[EXERCISE DIRECTIONS]
Can you reproduce the Cleveland Cavaliers season preview below verbatim, from start to finish?

[SELECTED PASSAGE]
Signature highlight from last season: There were plenty of Kyrie Irving highlights to choose from, but I liked this particular play because it involved three players who should all figure somewhat prominently in Cleveland’s success in the upcoming season. Matthew Dellavedova uses an Anderson Varejao screen to perfection, then finds a cutting Dion Waiters with a gorgeous pass to set up an athletic, one-handed reverse slam dunk.

Key offseason moves:

Keys to the Cavaliers season:

The players: The Cavaliers undoubtedly made the biggest summer splash by overhauling things completely, adding superstar talent while still retaining the team’s core players. Once LeBron James committed to returning home to Cleveland, the team went all out to fortify the roster, trading unproven lottery picks for an established All-Star in Kevin Love, and then signing some key veteran role players to round things out.

Cleveland should be one of the best teams in the league offensively, with enough firepower to simply outscore their opponents most nights. But the defensive end of the floor is a concern, as is the lack of depth on the frontline. Once you get past Love, Tristan Thompson and Anderson Varejao, things get dicey fairly quickly, and Varejao, remember, has had trouble staying healthy for the bulk of his recent seasons. The Cavs will be looking at guys like Lou Amundson in training camp, who may have a shot to make the roster.

[ENTRIES]
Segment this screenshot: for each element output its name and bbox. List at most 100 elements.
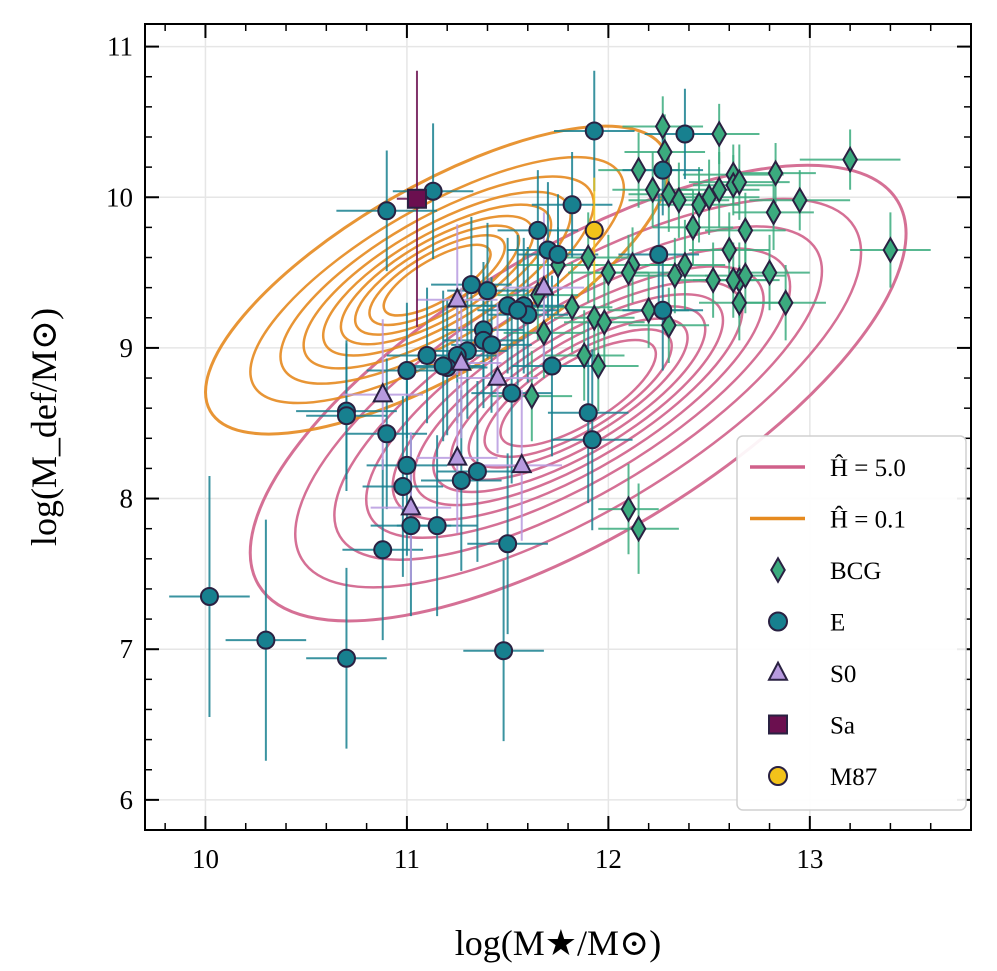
s0-point: [533, 275, 555, 296]
y-tick-label: 10: [106, 182, 133, 212]
bcg-point: [882, 236, 899, 264]
bcg-point: [576, 341, 593, 370]
s0-point: [446, 287, 468, 308]
e-point: [423, 181, 443, 201]
x-tick-label: 11: [394, 844, 420, 874]
x-tick-label: 12: [595, 844, 622, 874]
bcg-point: [564, 293, 581, 321]
bcg-point: [725, 266, 742, 294]
legend-label: S0: [830, 661, 856, 688]
bcg-point: [660, 180, 677, 208]
x-tick-label: 13: [796, 844, 823, 874]
e-point: [653, 300, 673, 320]
e-point: [427, 516, 447, 536]
e-point: [417, 345, 437, 365]
legend-marker-swatch: [768, 714, 788, 735]
x-axis-title: log(M★/M⊙): [455, 923, 661, 963]
legend-label: E: [830, 610, 845, 637]
plot-frame: [144, 23, 972, 831]
e-point: [482, 335, 502, 355]
legend-label: Ĥ = 5.0: [830, 454, 906, 482]
e-point: [542, 356, 562, 376]
e-point: [397, 361, 417, 381]
bcg-point: [620, 495, 637, 523]
e-point: [502, 383, 522, 403]
contour-line: [249, 155, 626, 405]
e-point: [649, 245, 669, 265]
bcg-point: [580, 243, 597, 272]
y-tick-label: 6: [120, 785, 134, 815]
bcg-point: [761, 258, 778, 287]
e-point: [401, 516, 421, 536]
e-point: [336, 406, 356, 426]
bcg-point: [596, 308, 613, 336]
bcg-point: [721, 236, 738, 264]
legend-label: Sa: [830, 713, 855, 740]
bcg-point: [535, 319, 552, 347]
bcg-point: [654, 112, 671, 141]
contour-line: [279, 175, 595, 385]
bcg-point: [630, 514, 647, 543]
bcg-point: [737, 261, 754, 290]
e-point: [578, 403, 598, 423]
bcg-point: [644, 176, 661, 204]
bcg-point: [767, 159, 784, 187]
e-point: [498, 534, 518, 554]
e-point: [508, 300, 528, 320]
s0-point: [372, 382, 394, 403]
tick-labels: 10 11 12 13 6 7 8 9 10 11: [106, 32, 823, 874]
s0-point: [400, 495, 422, 516]
e-point: [675, 124, 695, 144]
e-point: [562, 195, 582, 215]
e-point: [373, 540, 393, 560]
e-point: [256, 630, 276, 650]
legend: Ĥ = 5.0 Ĥ = 0.1 BCG E S0 Sa M87: [736, 435, 967, 811]
bcg-point: [731, 168, 748, 196]
legend-marker-swatch: [767, 660, 789, 681]
bcg-point: [765, 198, 782, 227]
e-point: [461, 275, 481, 295]
legend-marker-swatch: [768, 766, 788, 786]
legend-marker-swatch: [770, 556, 786, 584]
y-tick-label: 7: [120, 634, 134, 664]
y-tick-label: 9: [120, 333, 134, 363]
bcg-point: [590, 352, 607, 380]
bcg-point: [640, 296, 657, 324]
s0-point: [446, 445, 468, 466]
bcg-point: [711, 120, 728, 148]
data-markers: [199, 112, 899, 668]
e-point: [584, 121, 604, 141]
e-point: [393, 477, 413, 497]
bcg-point: [685, 213, 701, 242]
e-point: [199, 586, 219, 606]
bcg-point: [630, 156, 647, 184]
e-point: [494, 641, 514, 661]
m87-point: [584, 220, 604, 240]
e-point: [377, 424, 397, 444]
y-tick-label: 8: [120, 484, 134, 514]
contour-line: [353, 224, 521, 336]
e-point: [451, 470, 471, 490]
legend-marker-swatch: [768, 611, 788, 632]
e-point: [528, 220, 548, 240]
bcg-point: [705, 266, 722, 294]
bcg-point: [677, 251, 693, 279]
bcg-point: [711, 176, 728, 204]
s0-point: [450, 350, 472, 371]
e-point: [397, 455, 417, 475]
bcg-point: [666, 261, 683, 290]
sa-point: [406, 188, 427, 209]
e-point: [377, 201, 397, 221]
x-tick-label: 10: [192, 844, 219, 874]
e-point: [582, 430, 602, 450]
bcg-point: [737, 216, 754, 245]
legend-box: [736, 435, 967, 811]
e-point: [433, 356, 453, 376]
s0-point: [486, 365, 509, 386]
bcg-point: [777, 289, 794, 317]
legend-label: M87: [830, 764, 877, 791]
bcg-point: [660, 311, 677, 340]
y-tick-label: 11: [107, 32, 133, 62]
e-point: [477, 281, 497, 301]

[WORKED SOLUTION]
Signature highlight from last season: There were plenty of Kyrie Irving highlights to choose from, but I liked this particular play because it involved three players who should all figure somewhat prominently in Cleveland’s success in the upcoming season. Matthew Dellavedova uses an Anderson Varejao screen to perfection, then finds a cutting Dion Waiters with a gorgeous pass to set up an athletic, one-handed reverse slam dunk.

Key offseason moves:

Keys to the Cavaliers season:

The players: The Cavaliers undoubtedly made the biggest summer splash by overhauling things completely, adding superstar talent while still retaining the team’s core players. Once LeBron James committed to returning home to Cleveland, the team went all out to fortify the roster, trading unproven lottery picks for an established All-Star in Kevin Love, and then signing some key veteran role players to round things out.

Cleveland should be one of the best teams in the league offensively, with enough firepower to simply outscore their opponents most nights. But the defensive end of the floor is a concern, as is the lack of depth on the frontline. Once you get past Love, Tristan Thompson and Anderson Varejao, things get dicey fairly quickly, and Varejao, remember, has had trouble staying healthy for the bulk of his recent seasons. The Cavs will be looking at guys like Lou Amundson in training camp, who may have a shot to make the roster.